start Extracted information
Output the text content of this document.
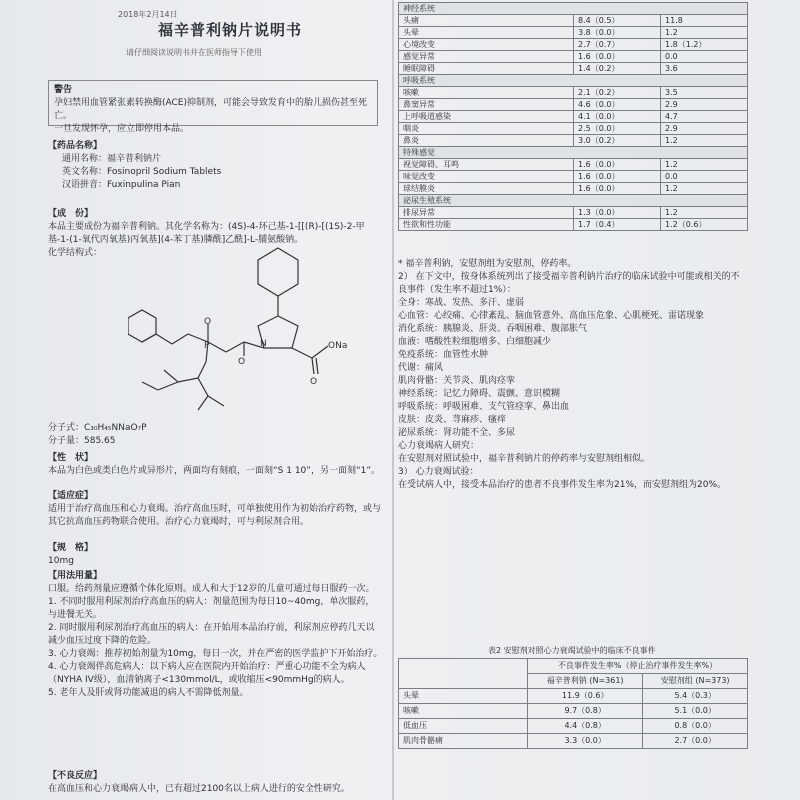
2018年2月14日
福辛普利钠片说明书
请仔细阅读说明书并在医师指导下使用
警告
孕妇禁用血管紧张素转换酶(ACE)抑制剂，可能会导致发育中的胎儿损伤甚至死亡。
一旦发现怀孕，应立即停用本品。
【药品名称】

通用名称：福辛普利钠片

英文名称：Fosinopril Sodium Tablets

汉语拼音：Fuxinpulina Pian

【成　份】

本品主要成份为福辛普利钠。其化学名称为：(4S)-4-环己基-1-[[(R)-[(1S)-2-甲基-1-(1-氧代丙氧基)丙氧基](4-苯丁基)膦酰]乙酰]-L-脯氨酸钠。

化学结构式：

O
P
O
N
O
ONa

分子式：C₃₀H₄₅NNaO₇P

分子量：585.65

【性　状】
本品为白色或类白色片或异形片，两面均有刻痕，一面刻“S 1 10”，另一面刻“1”。
【适应症】
适用于治疗高血压和心力衰竭。治疗高血压时，可单独使用作为初始治疗药物，或与其它抗高血压药物联合使用。治疗心力衰竭时，可与利尿剂合用。
【规　格】
10mg
【用法用量】

口服。给药剂量应遵循个体化原则。成人和大于12岁的儿童可通过每日服药一次。

1. 不同时服用利尿剂治疗高血压的病人：剂量范围为每日10~40mg，单次服药，与进餐无关。

2. 同时服用利尿剂治疗高血压的病人：在开始用本品治疗前，利尿剂应停药几天以减少血压过度下降的危险。

3. 心力衰竭：推荐初始剂量为10mg，每日一次，并在严密的医学监护下开始治疗。

4. 心力衰竭伴高危病人：以下病人应在医院内开始治疗：严重心功能不全为病人（NYHA IV级），血清钠离子<130mmol/L，或收缩压<90mmHg的病人。

5. 老年人及肝或肾功能减退的病人不需降低剂量。

【不良反应】
在高血压和心力衰竭病人中，已有超过2100名以上病人进行的安全性研究。
神经系统		
头痛	8.4（0.5）	11.8
头晕	3.8（0.0）	1.2
心境改变	2.7（0.7）	1.8（1.2）
感觉异常	1.6（0.0）	0.0
睡眠障碍	1.4（0.2）	3.6
呼吸系统		
咳嗽	2.1（0.2）	3.5
鼻窦异常	4.6（0.0）	2.9
上呼吸道感染	4.1（0.0）	4.7
咽炎	2.5（0.0）	2.9
鼻炎	3.0（0.2）	1.2
特殊感觉		
视觉障碍、耳鸣	1.6（0.0）	1.2
味觉改变	1.6（0.0）	0.0
球结膜炎	1.6（0.0）	1.2
泌尿生殖系统		
排尿异常	1.3（0.0）	1.2
性欲和性功能	1.7（0.4）	1.2（0.6）

* 福辛普利钠，安慰剂组为安慰剂，停药率。

2） 在下文中，按身体系统列出了接受福辛普利钠片治疗的临床试验中可能或相关的不良事件（发生率不超过1%）：

全身：寒战、发热、多汗、虚弱

心血管：心绞痛、心律紊乱、脑血管意外、高血压危象、心肌梗死、雷诺现象

消化系统：胰腺炎、肝炎、吞咽困难、腹部胀气

血液：嗜酸性粒细胞增多、白细胞减少

免疫系统：血管性水肿

代谢：痛风

肌肉骨骼：关节炎、肌肉痉挛

神经系统：记忆力障碍、震颤、意识模糊

呼吸系统：呼吸困难、支气管痉挛、鼻出血

皮肤：皮炎、荨麻疹、瘙痒

泌尿系统：肾功能不全、多尿

心力衰竭病人研究：

在安慰剂对照试验中，福辛普利钠片的停药率与安慰剂组相似。

3） 心力衰竭试验：

在受试病人中，接受本品治疗的患者不良事件发生率为21%，而安慰剂组为20%。

表2 安慰剂对照心力衰竭试验中的临床不良事件
	不良事件发生率%（停止治疗事件发生率%）	
	福辛普利钠 (N=361)	安慰剂组 (N=373)
头晕	11.9（0.6）	5.4（0.3）
咳嗽	9.7（0.8）	5.1（0.0）
低血压	4.4（0.8）	0.8（0.0）
肌肉骨骼痛	3.3（0.0）	2.7（0.0）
end Extracted information
- [Stated task] Above are records to transcribe exactly; leave their pictures out.

- [Response to this task]
Output the text content of this document.
2018年2月14日
福辛普利钠片说明书
请仔细阅读说明书并在医师指导下使用
警告
孕妇禁用血管紧张素转换酶(ACE)抑制剂，可能会导致发育中的胎儿损伤甚至死亡。
一旦发现怀孕，应立即停用本品。
【药品名称】

通用名称：福辛普利钠片

英文名称：Fosinopril Sodium Tablets

汉语拼音：Fuxinpulina Pian

【成　份】

本品主要成份为福辛普利钠。其化学名称为：(4S)-4-环己基-1-[[(R)-[(1S)-2-甲基-1-(1-氧代丙氧基)丙氧基](4-苯丁基)膦酰]乙酰]-L-脯氨酸钠。

化学结构式：

O
P
O
N
O
ONa

分子式：C₃₀H₄₅NNaO₇P

分子量：585.65

【性　状】
本品为白色或类白色片或异形片，两面均有刻痕，一面刻“S 1 10”，另一面刻“1”。
【适应症】
适用于治疗高血压和心力衰竭。治疗高血压时，可单独使用作为初始治疗药物，或与其它抗高血压药物联合使用。治疗心力衰竭时，可与利尿剂合用。
【规　格】
10mg
【用法用量】

口服。给药剂量应遵循个体化原则。成人和大于12岁的儿童可通过每日服药一次。

1. 不同时服用利尿剂治疗高血压的病人：剂量范围为每日10~40mg，单次服药，与进餐无关。

2. 同时服用利尿剂治疗高血压的病人：在开始用本品治疗前，利尿剂应停药几天以减少血压过度下降的危险。

3. 心力衰竭：推荐初始剂量为10mg，每日一次，并在严密的医学监护下开始治疗。

4. 心力衰竭伴高危病人：以下病人应在医院内开始治疗：严重心功能不全为病人（NYHA IV级），血清钠离子<130mmol/L，或收缩压<90mmHg的病人。

5. 老年人及肝或肾功能减退的病人不需降低剂量。

【不良反应】
在高血压和心力衰竭病人中，已有超过2100名以上病人进行的安全性研究。
神经系统		
头痛	8.4（0.5）	11.8
头晕	3.8（0.0）	1.2
心境改变	2.7（0.7）	1.8（1.2）
感觉异常	1.6（0.0）	0.0
睡眠障碍	1.4（0.2）	3.6
呼吸系统		
咳嗽	2.1（0.2）	3.5
鼻窦异常	4.6（0.0）	2.9
上呼吸道感染	4.1（0.0）	4.7
咽炎	2.5（0.0）	2.9
鼻炎	3.0（0.2）	1.2
特殊感觉		
视觉障碍、耳鸣	1.6（0.0）	1.2
味觉改变	1.6（0.0）	0.0
球结膜炎	1.6（0.0）	1.2
泌尿生殖系统		
排尿异常	1.3（0.0）	1.2
性欲和性功能	1.7（0.4）	1.2（0.6）

* 福辛普利钠，安慰剂组为安慰剂，停药率。

2） 在下文中，按身体系统列出了接受福辛普利钠片治疗的临床试验中可能或相关的不良事件（发生率不超过1%）：

全身：寒战、发热、多汗、虚弱

心血管：心绞痛、心律紊乱、脑血管意外、高血压危象、心肌梗死、雷诺现象

消化系统：胰腺炎、肝炎、吞咽困难、腹部胀气

血液：嗜酸性粒细胞增多、白细胞减少

免疫系统：血管性水肿

代谢：痛风

肌肉骨骼：关节炎、肌肉痉挛

神经系统：记忆力障碍、震颤、意识模糊

呼吸系统：呼吸困难、支气管痉挛、鼻出血

皮肤：皮炎、荨麻疹、瘙痒

泌尿系统：肾功能不全、多尿

心力衰竭病人研究：

在安慰剂对照试验中，福辛普利钠片的停药率与安慰剂组相似。

3） 心力衰竭试验：

在受试病人中，接受本品治疗的患者不良事件发生率为21%，而安慰剂组为20%。

表2 安慰剂对照心力衰竭试验中的临床不良事件
	不良事件发生率%（停止治疗事件发生率%）	
	福辛普利钠 (N=361)	安慰剂组 (N=373)
头晕	11.9（0.6）	5.4（0.3）
咳嗽	9.7（0.8）	5.1（0.0）
低血压	4.4（0.8）	0.8（0.0）
肌肉骨骼痛	3.3（0.0）	2.7（0.0）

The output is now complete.